__Work instructions__. From the entries below, pull out each line where "JSON" appears.

__Data section__.
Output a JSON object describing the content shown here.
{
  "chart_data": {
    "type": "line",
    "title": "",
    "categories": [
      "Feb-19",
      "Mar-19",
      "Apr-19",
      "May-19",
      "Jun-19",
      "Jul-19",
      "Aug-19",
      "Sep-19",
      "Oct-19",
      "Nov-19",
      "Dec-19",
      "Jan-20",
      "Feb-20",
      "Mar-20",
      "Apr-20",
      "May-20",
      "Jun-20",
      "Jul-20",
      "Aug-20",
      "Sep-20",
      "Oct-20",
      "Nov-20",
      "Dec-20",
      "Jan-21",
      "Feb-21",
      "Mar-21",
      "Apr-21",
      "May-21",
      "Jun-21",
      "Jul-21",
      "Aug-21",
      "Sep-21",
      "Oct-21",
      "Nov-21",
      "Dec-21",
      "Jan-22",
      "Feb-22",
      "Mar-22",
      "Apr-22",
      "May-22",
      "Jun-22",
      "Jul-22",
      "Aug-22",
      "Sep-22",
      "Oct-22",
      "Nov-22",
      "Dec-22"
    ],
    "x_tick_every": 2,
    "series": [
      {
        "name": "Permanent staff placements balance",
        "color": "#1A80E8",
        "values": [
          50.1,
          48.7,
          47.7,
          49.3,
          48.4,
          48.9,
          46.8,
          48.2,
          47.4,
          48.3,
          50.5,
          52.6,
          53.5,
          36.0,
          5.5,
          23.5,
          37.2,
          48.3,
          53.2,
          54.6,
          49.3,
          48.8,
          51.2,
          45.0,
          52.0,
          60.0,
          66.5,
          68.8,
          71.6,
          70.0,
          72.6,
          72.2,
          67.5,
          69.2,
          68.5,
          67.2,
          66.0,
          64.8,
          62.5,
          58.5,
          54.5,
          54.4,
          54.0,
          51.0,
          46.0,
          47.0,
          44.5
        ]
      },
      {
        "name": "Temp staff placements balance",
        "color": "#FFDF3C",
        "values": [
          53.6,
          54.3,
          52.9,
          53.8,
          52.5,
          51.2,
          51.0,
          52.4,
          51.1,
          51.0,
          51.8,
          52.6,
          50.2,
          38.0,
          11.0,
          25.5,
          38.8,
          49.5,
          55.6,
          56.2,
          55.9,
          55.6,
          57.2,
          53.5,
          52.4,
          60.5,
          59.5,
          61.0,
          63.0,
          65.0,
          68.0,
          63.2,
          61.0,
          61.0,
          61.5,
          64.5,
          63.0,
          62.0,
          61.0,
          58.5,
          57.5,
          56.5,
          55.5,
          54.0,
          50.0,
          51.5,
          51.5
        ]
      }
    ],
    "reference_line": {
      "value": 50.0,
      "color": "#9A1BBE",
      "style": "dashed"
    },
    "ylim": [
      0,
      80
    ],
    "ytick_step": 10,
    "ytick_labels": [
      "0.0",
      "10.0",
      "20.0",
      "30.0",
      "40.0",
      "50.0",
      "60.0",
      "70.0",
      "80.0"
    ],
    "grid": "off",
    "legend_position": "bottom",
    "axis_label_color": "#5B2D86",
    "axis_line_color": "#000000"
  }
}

--

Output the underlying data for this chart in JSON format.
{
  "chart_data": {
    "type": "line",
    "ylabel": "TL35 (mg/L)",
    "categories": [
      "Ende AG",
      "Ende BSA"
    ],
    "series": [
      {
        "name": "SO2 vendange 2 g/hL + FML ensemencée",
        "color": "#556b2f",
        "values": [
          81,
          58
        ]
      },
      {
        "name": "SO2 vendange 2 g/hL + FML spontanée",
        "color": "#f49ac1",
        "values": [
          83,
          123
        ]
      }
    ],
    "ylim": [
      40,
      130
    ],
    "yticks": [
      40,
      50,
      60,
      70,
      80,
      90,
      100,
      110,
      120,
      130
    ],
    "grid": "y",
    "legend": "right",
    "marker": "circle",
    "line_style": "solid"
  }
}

__The reply__.
Output a JSON object describing the content shown here.
Output the underlying data for this chart in JSON format.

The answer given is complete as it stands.